BEGIN EXTRACTED ENTRIES

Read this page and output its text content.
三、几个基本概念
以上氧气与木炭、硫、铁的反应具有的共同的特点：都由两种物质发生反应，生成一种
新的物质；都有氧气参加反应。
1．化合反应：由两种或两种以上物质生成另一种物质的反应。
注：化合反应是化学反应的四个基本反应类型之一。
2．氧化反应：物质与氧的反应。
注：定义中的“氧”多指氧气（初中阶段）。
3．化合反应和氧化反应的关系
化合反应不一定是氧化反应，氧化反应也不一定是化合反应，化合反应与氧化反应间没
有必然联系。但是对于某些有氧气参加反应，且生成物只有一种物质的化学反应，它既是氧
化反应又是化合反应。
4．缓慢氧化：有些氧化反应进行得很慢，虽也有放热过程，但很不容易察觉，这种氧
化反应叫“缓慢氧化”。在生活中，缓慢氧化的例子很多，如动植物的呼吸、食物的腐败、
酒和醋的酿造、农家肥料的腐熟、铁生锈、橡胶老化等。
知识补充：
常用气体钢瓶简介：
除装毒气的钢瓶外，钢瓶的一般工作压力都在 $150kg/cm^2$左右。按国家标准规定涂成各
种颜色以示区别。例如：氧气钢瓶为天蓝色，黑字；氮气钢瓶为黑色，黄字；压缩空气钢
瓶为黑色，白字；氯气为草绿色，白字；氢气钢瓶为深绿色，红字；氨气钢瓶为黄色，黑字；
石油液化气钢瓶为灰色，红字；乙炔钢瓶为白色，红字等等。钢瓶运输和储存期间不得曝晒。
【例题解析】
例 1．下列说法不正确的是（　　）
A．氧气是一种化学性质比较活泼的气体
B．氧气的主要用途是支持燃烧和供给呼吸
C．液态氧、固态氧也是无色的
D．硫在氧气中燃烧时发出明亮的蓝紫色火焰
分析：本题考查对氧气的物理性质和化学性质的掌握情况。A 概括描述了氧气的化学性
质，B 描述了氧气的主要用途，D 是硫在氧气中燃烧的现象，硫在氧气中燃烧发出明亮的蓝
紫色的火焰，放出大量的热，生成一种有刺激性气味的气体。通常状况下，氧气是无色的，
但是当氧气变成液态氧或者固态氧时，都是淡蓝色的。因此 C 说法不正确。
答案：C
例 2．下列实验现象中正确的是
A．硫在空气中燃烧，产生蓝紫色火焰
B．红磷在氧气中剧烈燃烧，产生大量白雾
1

END EXTRACTED ENTRIES
BEGIN EXTRACTED ENTRIES

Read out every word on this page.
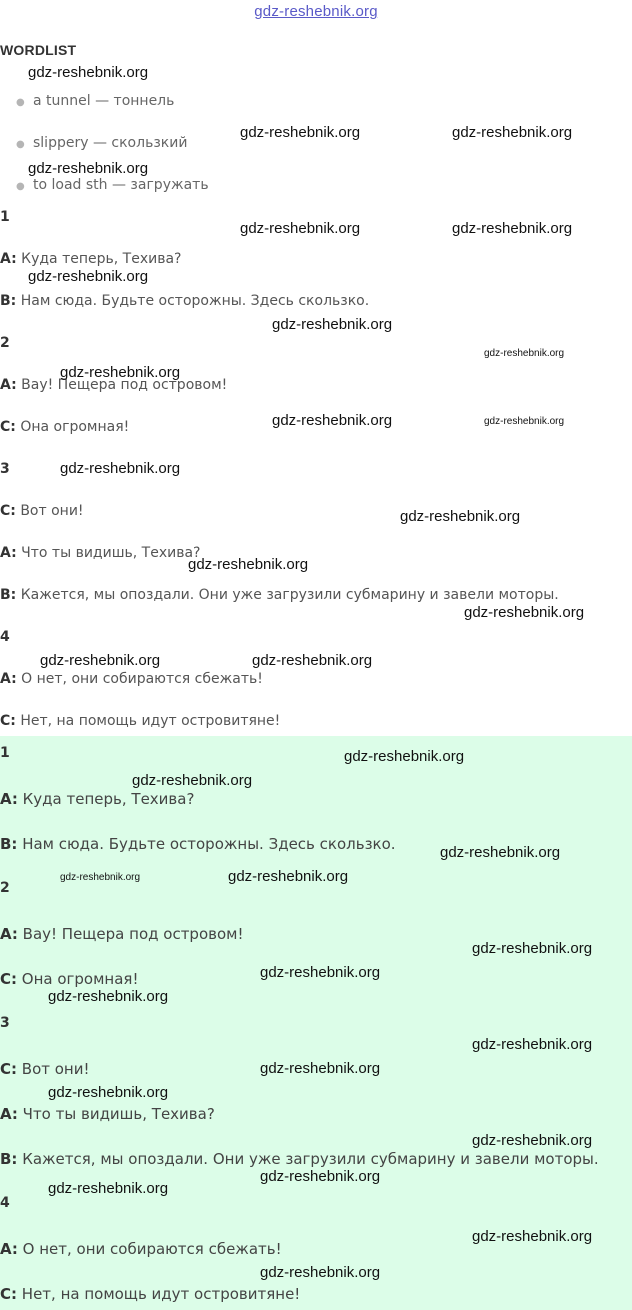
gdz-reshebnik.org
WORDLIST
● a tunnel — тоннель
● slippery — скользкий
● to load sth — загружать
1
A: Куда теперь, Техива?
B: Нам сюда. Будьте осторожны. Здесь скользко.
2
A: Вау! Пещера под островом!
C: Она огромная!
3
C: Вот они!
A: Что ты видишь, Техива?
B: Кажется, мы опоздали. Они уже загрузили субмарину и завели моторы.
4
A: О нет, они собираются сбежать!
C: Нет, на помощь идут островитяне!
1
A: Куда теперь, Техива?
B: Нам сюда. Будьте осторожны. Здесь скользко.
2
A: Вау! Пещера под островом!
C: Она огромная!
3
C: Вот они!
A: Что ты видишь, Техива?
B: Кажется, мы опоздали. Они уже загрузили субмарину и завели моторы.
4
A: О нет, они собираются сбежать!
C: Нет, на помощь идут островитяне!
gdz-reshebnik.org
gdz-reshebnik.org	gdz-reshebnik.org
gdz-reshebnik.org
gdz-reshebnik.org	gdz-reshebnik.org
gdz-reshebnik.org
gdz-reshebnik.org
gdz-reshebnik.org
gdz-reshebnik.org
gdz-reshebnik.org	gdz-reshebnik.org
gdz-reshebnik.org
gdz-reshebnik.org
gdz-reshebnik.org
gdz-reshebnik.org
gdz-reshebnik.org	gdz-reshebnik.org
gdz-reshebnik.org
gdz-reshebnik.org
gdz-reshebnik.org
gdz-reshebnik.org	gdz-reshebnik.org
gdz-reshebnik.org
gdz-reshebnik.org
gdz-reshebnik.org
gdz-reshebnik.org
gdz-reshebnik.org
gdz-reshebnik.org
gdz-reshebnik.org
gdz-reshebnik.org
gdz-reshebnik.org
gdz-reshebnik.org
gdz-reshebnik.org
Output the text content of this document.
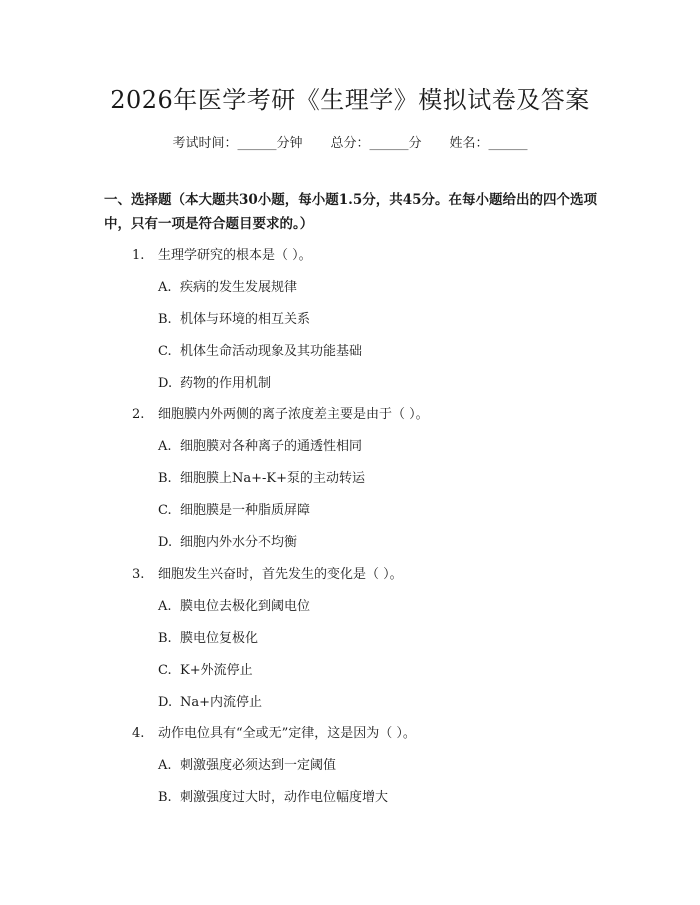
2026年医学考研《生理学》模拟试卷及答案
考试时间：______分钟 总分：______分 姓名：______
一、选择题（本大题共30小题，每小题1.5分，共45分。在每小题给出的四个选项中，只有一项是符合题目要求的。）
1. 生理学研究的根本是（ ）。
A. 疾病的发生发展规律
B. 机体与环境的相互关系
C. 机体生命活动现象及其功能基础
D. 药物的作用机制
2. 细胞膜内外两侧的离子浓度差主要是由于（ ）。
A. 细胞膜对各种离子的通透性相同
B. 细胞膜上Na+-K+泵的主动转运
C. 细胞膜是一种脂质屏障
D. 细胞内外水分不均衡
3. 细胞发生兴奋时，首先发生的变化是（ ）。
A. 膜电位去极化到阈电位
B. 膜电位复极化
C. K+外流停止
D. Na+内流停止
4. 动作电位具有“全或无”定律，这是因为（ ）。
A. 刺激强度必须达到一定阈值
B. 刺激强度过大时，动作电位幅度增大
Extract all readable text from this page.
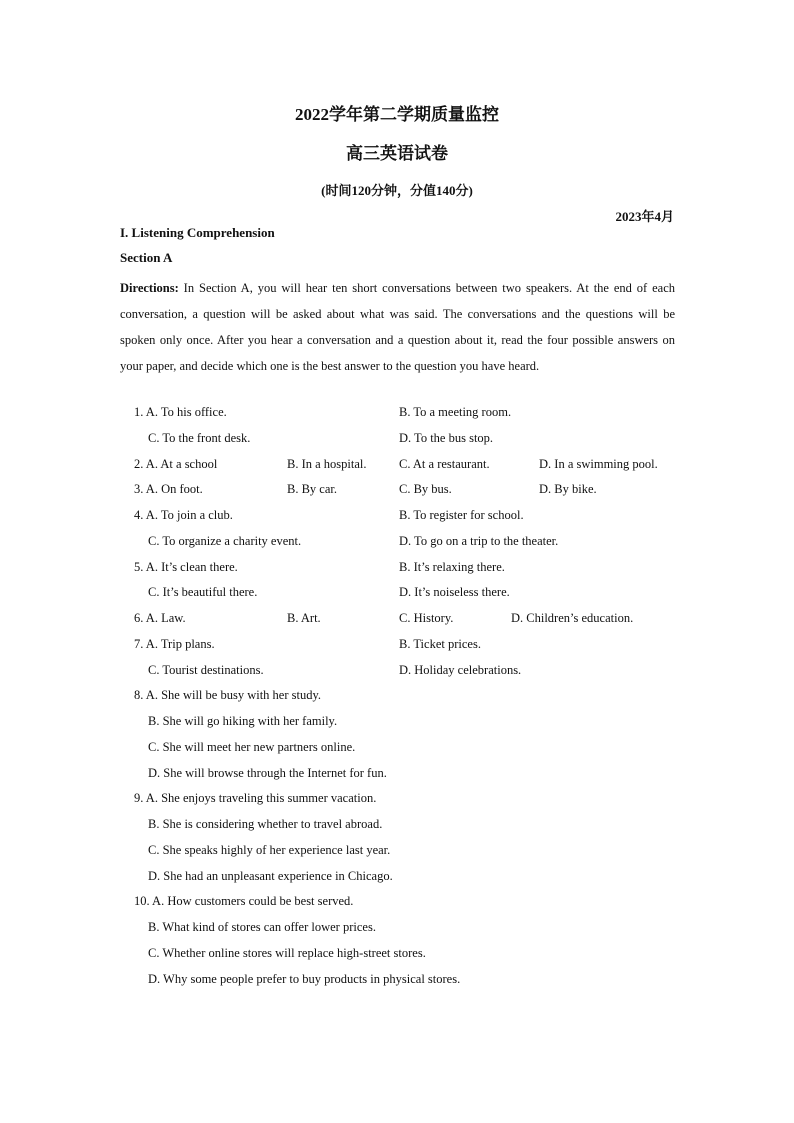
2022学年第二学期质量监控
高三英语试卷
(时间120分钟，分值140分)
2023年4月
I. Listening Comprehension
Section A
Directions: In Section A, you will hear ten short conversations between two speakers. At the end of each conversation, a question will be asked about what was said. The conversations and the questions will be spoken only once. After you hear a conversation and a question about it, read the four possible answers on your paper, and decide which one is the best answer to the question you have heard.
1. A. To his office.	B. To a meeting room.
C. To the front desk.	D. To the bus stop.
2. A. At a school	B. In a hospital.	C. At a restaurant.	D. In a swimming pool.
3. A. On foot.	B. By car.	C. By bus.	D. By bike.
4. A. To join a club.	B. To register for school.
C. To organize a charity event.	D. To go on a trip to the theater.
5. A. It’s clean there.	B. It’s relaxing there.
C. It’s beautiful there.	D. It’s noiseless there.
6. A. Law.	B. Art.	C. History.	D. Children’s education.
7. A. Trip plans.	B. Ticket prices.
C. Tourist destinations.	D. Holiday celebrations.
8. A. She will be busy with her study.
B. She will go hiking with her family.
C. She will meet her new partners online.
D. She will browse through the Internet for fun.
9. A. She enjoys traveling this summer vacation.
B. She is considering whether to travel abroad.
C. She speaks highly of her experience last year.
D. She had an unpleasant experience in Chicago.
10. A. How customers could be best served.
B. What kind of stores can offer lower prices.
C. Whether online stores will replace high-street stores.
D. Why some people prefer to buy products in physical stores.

END EXTRACTED ENTRIES

» PROBLEM TO WORK ON: Return the lines of the records that include the string "with".

» OUTPUT FOR THIS EXERCISE:
8. A. She will be busy with her study.
B. She will go hiking with her family.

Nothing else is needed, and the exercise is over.